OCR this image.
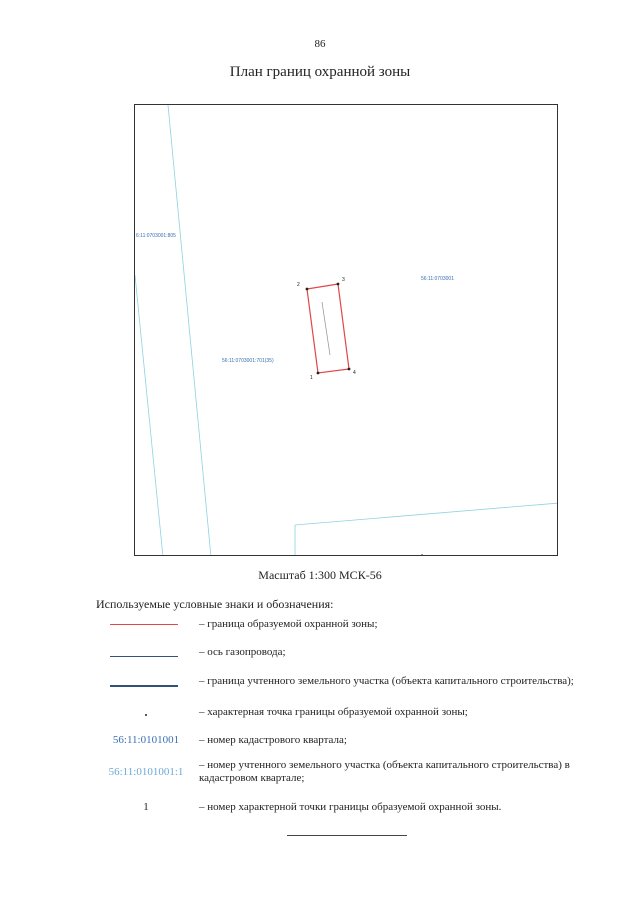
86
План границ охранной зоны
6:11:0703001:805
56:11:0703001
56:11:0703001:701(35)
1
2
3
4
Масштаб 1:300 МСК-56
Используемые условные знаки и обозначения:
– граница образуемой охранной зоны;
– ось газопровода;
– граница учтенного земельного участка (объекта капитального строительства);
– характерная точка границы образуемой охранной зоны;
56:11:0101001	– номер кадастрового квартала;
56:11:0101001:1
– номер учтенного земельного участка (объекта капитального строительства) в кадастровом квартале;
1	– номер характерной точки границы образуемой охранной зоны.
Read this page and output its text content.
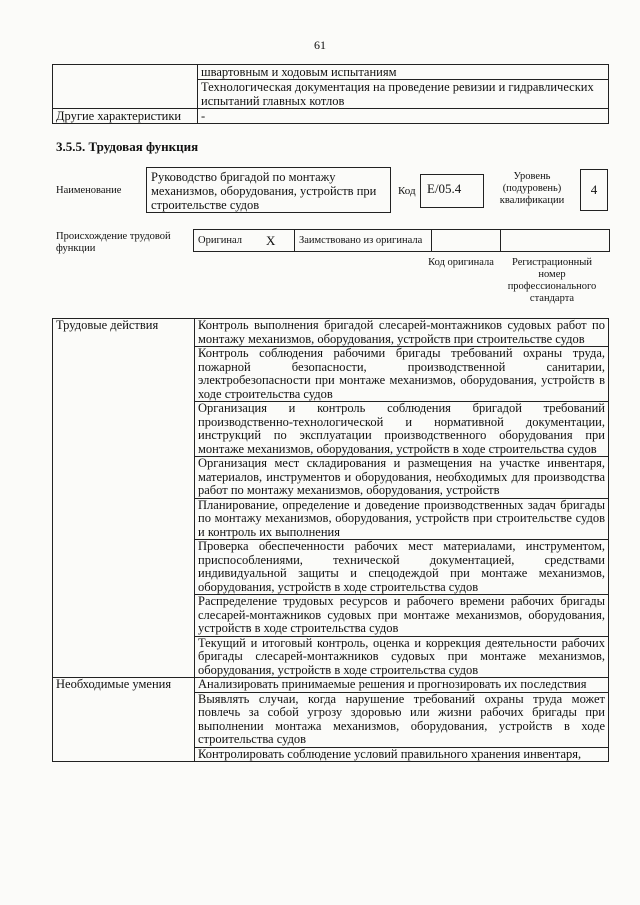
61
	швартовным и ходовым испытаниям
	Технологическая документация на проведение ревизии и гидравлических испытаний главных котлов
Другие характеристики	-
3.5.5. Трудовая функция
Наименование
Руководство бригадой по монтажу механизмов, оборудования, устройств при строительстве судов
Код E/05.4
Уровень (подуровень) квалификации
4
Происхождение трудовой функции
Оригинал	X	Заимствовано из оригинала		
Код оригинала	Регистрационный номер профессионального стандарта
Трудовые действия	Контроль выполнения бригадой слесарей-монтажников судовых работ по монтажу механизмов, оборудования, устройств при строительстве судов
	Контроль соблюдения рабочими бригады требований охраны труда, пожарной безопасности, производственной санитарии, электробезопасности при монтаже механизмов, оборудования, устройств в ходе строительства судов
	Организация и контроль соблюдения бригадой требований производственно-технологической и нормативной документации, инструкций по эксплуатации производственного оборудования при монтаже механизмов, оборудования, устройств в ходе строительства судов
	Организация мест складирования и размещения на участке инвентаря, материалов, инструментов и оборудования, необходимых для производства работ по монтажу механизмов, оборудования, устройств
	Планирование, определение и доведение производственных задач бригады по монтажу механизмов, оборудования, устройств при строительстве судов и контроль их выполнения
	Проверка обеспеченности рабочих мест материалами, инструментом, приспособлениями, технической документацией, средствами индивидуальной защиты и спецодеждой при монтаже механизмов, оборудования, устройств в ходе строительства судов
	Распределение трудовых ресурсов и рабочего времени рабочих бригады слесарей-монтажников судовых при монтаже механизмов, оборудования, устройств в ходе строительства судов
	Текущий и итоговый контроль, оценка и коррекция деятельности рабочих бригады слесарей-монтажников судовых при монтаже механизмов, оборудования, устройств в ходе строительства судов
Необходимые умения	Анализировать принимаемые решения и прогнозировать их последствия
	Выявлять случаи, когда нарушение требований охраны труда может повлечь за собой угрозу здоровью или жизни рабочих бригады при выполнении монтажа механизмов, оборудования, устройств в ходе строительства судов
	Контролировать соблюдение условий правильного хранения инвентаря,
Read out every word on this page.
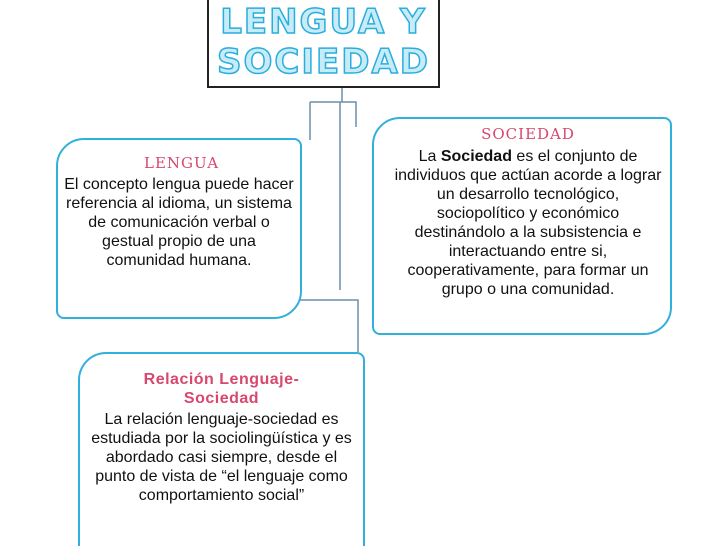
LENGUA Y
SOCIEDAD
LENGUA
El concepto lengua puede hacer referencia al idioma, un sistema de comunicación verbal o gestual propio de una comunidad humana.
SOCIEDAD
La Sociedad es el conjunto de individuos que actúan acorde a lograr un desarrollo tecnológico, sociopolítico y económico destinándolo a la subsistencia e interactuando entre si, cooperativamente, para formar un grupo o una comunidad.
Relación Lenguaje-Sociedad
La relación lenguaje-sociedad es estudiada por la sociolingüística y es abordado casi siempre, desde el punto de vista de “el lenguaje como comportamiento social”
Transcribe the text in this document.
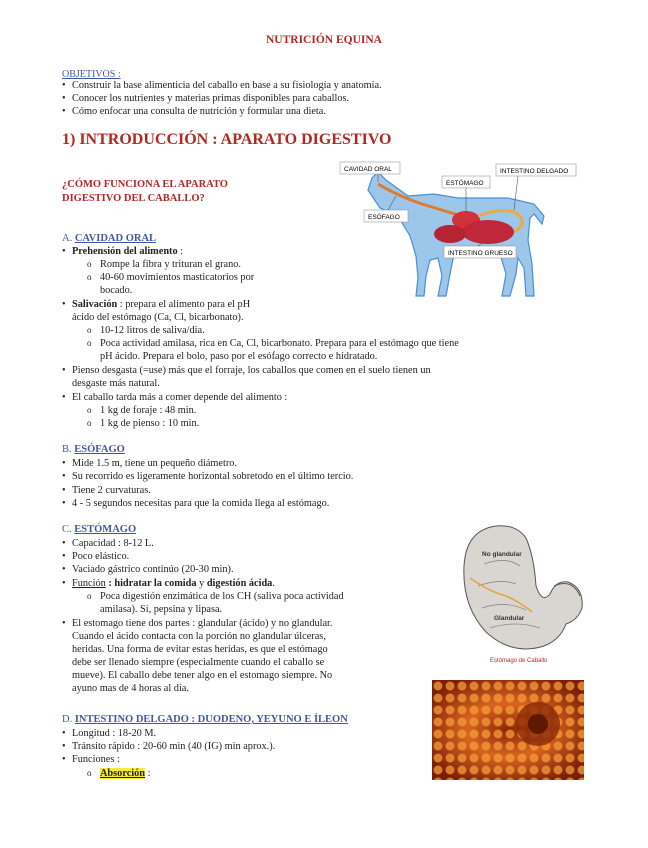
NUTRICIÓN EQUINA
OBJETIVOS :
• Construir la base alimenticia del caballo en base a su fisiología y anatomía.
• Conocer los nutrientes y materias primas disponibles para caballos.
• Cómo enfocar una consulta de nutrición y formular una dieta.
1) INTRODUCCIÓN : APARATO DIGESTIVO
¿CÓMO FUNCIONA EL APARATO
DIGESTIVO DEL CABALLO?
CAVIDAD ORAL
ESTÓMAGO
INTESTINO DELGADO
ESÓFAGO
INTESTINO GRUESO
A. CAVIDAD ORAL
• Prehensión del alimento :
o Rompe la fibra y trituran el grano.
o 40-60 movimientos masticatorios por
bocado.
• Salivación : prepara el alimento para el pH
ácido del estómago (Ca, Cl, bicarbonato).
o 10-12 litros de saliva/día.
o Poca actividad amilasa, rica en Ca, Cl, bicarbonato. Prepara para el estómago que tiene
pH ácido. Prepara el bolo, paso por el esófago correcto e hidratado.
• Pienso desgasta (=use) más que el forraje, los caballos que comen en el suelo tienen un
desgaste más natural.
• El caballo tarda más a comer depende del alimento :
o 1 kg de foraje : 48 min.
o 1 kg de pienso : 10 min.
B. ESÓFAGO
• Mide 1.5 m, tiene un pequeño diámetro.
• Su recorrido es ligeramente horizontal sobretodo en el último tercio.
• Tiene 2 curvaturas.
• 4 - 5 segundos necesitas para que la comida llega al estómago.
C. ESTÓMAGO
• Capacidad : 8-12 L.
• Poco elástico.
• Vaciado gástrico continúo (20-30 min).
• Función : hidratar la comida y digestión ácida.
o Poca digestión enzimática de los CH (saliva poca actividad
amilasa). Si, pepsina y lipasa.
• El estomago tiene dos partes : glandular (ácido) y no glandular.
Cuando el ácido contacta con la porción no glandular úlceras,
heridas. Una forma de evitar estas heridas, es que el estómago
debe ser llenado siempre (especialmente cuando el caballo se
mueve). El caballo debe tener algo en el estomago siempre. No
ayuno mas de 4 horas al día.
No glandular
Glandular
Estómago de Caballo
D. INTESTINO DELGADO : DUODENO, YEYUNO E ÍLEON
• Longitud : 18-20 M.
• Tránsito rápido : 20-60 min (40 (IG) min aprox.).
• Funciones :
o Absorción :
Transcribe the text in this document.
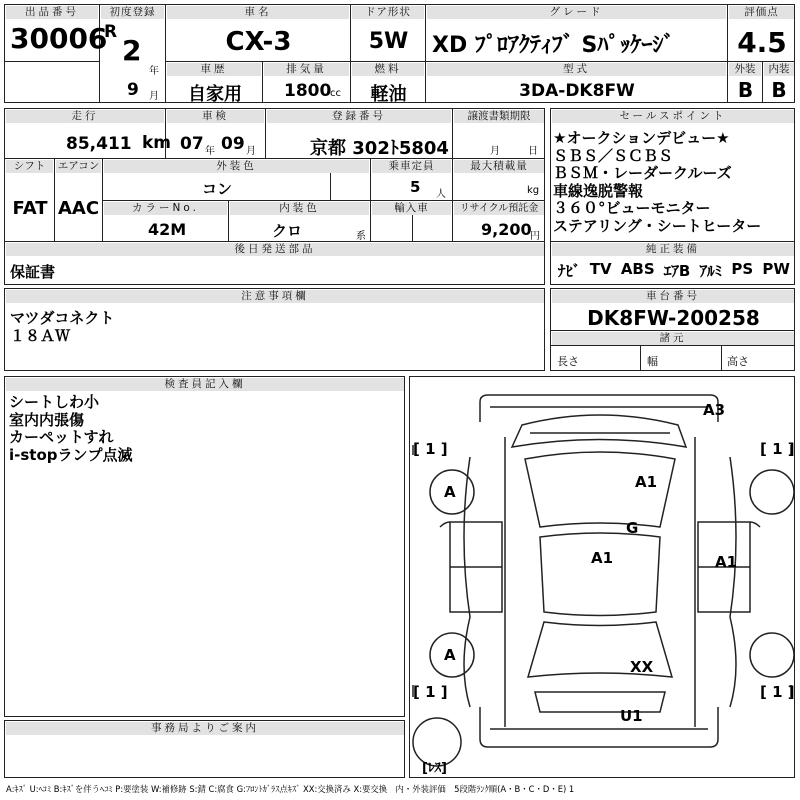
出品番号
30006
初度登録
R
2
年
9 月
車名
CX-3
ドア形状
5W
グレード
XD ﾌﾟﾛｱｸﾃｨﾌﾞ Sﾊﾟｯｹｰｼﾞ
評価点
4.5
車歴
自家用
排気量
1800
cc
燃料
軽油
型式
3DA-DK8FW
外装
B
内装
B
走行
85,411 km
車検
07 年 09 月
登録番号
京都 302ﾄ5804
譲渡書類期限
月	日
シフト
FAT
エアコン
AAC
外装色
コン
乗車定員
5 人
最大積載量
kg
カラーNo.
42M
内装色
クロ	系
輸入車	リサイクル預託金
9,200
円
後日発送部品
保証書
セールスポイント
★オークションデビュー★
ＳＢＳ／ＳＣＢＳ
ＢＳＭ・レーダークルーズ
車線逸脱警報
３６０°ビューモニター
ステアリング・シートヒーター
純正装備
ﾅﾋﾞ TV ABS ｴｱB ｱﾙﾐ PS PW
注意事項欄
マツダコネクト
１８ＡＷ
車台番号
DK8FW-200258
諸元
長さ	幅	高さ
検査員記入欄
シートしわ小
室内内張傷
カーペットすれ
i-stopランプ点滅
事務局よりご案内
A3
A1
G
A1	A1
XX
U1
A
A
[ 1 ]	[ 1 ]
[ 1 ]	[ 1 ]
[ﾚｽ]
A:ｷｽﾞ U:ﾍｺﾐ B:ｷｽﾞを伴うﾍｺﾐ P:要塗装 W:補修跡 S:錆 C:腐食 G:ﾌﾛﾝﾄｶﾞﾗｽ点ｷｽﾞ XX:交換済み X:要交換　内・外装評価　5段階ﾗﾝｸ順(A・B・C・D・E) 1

....

What you have to do -
Give an exact copy of the material, leaving out every picture.

Exercise answer -
OCR this image.
86
План границ охранной зоны
6:11:0703001:805
56:11:0703001
56:11:0703001:701(35)
1
2
3
4
Масштаб 1:300 МСК-56
Используемые условные знаки и обозначения:
– граница образуемой охранной зоны;
– ось газопровода;
– граница учтенного земельного участка (объекта капитального строительства);
– характерная точка границы образуемой охранной зоны;
56:11:0101001	– номер кадастрового квартала;
56:11:0101001:1
– номер учтенного земельного участка (объекта капитального строительства) в кадастровом квартале;
1	– номер характерной точки границы образуемой охранной зоны.
Read this page and output its text content.
61
	швартовным и ходовым испытаниям
	Технологическая документация на проведение ревизии и гидравлических испытаний главных котлов
Другие характеристики	-
3.5.5. Трудовая функция
Наименование
Руководство бригадой по монтажу механизмов, оборудования, устройств при строительстве судов
Код E/05.4
Уровень (подуровень) квалификации
4
Происхождение трудовой функции
Оригинал	X	Заимствовано из оригинала		
Код оригинала	Регистрационный номер профессионального стандарта
Трудовые действия	Контроль выполнения бригадой слесарей-монтажников судовых работ по монтажу механизмов, оборудования, устройств при строительстве судов
	Контроль соблюдения рабочими бригады требований охраны труда, пожарной безопасности, производственной санитарии, электробезопасности при монтаже механизмов, оборудования, устройств в ходе строительства судов
	Организация и контроль соблюдения бригадой требований производственно-технологической и нормативной документации, инструкций по эксплуатации производственного оборудования при монтаже механизмов, оборудования, устройств в ходе строительства судов
	Организация мест складирования и размещения на участке инвентаря, материалов, инструментов и оборудования, необходимых для производства работ по монтажу механизмов, оборудования, устройств
	Планирование, определение и доведение производственных задач бригады по монтажу механизмов, оборудования, устройств при строительстве судов и контроль их выполнения
	Проверка обеспеченности рабочих мест материалами, инструментом, приспособлениями, технической документацией, средствами индивидуальной защиты и спецодеждой при монтаже механизмов, оборудования, устройств в ходе строительства судов
	Распределение трудовых ресурсов и рабочего времени рабочих бригады слесарей-монтажников судовых при монтаже механизмов, оборудования, устройств в ходе строительства судов
	Текущий и итоговый контроль, оценка и коррекция деятельности рабочих бригады слесарей-монтажников судовых при монтаже механизмов, оборудования, устройств в ходе строительства судов
Необходимые умения	Анализировать принимаемые решения и прогнозировать их последствия
	Выявлять случаи, когда нарушение требований охраны труда может повлечь за собой угрозу здоровью или жизни рабочих бригады при выполнении монтажа механизмов, оборудования, устройств в ходе строительства судов
	Контролировать соблюдение условий правильного хранения инвентаря,
Read out every word on this page.
LENGUA Y
SOCIEDAD
LENGUA
El concepto lengua puede hacer referencia al idioma, un sistema de comunicación verbal o gestual propio de una comunidad humana.
SOCIEDAD
La Sociedad es el conjunto de individuos que actúan acorde a lograr un desarrollo tecnológico, sociopolítico y económico destinándolo a la subsistencia e interactuando entre si, cooperativamente, para formar un grupo o una comunidad.
Relación Lenguaje-Sociedad
La relación lenguaje-sociedad es estudiada por la sociolingüística y es abordado casi siempre, desde el punto de vista de “el lenguaje como comportamiento social”
Transcribe the text in this document.
NUTRICIÓN EQUINA
OBJETIVOS :
• Construir la base alimenticia del caballo en base a su fisiología y anatomía.
• Conocer los nutrientes y materias primas disponibles para caballos.
• Cómo enfocar una consulta de nutrición y formular una dieta.
1) INTRODUCCIÓN : APARATO DIGESTIVO
¿CÓMO FUNCIONA EL APARATO
DIGESTIVO DEL CABALLO?
CAVIDAD ORAL
ESTÓMAGO
INTESTINO DELGADO
ESÓFAGO
INTESTINO GRUESO
A. CAVIDAD ORAL
• Prehensión del alimento :
o Rompe la fibra y trituran el grano.
o 40-60 movimientos masticatorios por
bocado.
• Salivación : prepara el alimento para el pH
ácido del estómago (Ca, Cl, bicarbonato).
o 10-12 litros de saliva/día.
o Poca actividad amilasa, rica en Ca, Cl, bicarbonato. Prepara para el estómago que tiene
pH ácido. Prepara el bolo, paso por el esófago correcto e hidratado.
• Pienso desgasta (=use) más que el forraje, los caballos que comen en el suelo tienen un
desgaste más natural.
• El caballo tarda más a comer depende del alimento :
o 1 kg de foraje : 48 min.
o 1 kg de pienso : 10 min.
B. ESÓFAGO
• Mide 1.5 m, tiene un pequeño diámetro.
• Su recorrido es ligeramente horizontal sobretodo en el último tercio.
• Tiene 2 curvaturas.
• 4 - 5 segundos necesitas para que la comida llega al estómago.
C. ESTÓMAGO
• Capacidad : 8-12 L.
• Poco elástico.
• Vaciado gástrico continúo (20-30 min).
• Función : hidratar la comida y digestión ácida.
o Poca digestión enzimática de los CH (saliva poca actividad
amilasa). Si, pepsina y lipasa.
• El estomago tiene dos partes : glandular (ácido) y no glandular.
Cuando el ácido contacta con la porción no glandular úlceras,
heridas. Una forma de evitar estas heridas, es que el estómago
debe ser llenado siempre (especialmente cuando el caballo se
mueve). El caballo debe tener algo en el estomago siempre. No
ayuno mas de 4 horas al día.
No glandular
Glandular
Estómago de Caballo
D. INTESTINO DELGADO : DUODENO, YEYUNO E ÍLEON
• Longitud : 18-20 M.
• Tránsito rápido : 20-60 min (40 (IG) min aprox.).
• Funciones :
o Absorción :
Transcribe the text in this document.
出品番号
30006
初度登録
R
2
年
9 月
車名
CX-3
ドア形状
5W
グレード
XD ﾌﾟﾛｱｸﾃｨﾌﾞ Sﾊﾟｯｹｰｼﾞ
評価点
4.5
車歴
自家用
排気量
1800
cc
燃料
軽油
型式
3DA-DK8FW
外装
B
内装
B
走行
85,411 km
車検
07 年 09 月
登録番号
京都 302ﾄ5804
譲渡書類期限
月	日
シフト
FAT
エアコン
AAC
外装色
コン
乗車定員
5 人
最大積載量
kg
カラーNo.
42M
内装色
クロ	系
輸入車	リサイクル預託金
9,200
円
後日発送部品
保証書
セールスポイント
★オークションデビュー★
ＳＢＳ／ＳＣＢＳ
ＢＳＭ・レーダークルーズ
車線逸脱警報
３６０°ビューモニター
ステアリング・シートヒーター
純正装備
ﾅﾋﾞ TV ABS ｴｱB ｱﾙﾐ PS PW
注意事項欄
マツダコネクト
１８ＡＷ
車台番号
DK8FW-200258
諸元
長さ	幅	高さ
検査員記入欄
シートしわ小
室内内張傷
カーペットすれ
i-stopランプ点滅
事務局よりご案内
A3
A1
G
A1	A1
XX
U1
A
A
[ 1 ]	[ 1 ]
[ 1 ]	[ 1 ]
[ﾚｽ]
A:ｷｽﾞ U:ﾍｺﾐ B:ｷｽﾞを伴うﾍｺﾐ P:要塗装 W:補修跡 S:錆 C:腐食 G:ﾌﾛﾝﾄｶﾞﾗｽ点ｷｽﾞ XX:交換済み X:要交換　内・外装評価　5段階ﾗﾝｸ順(A・B・C・D・E) 1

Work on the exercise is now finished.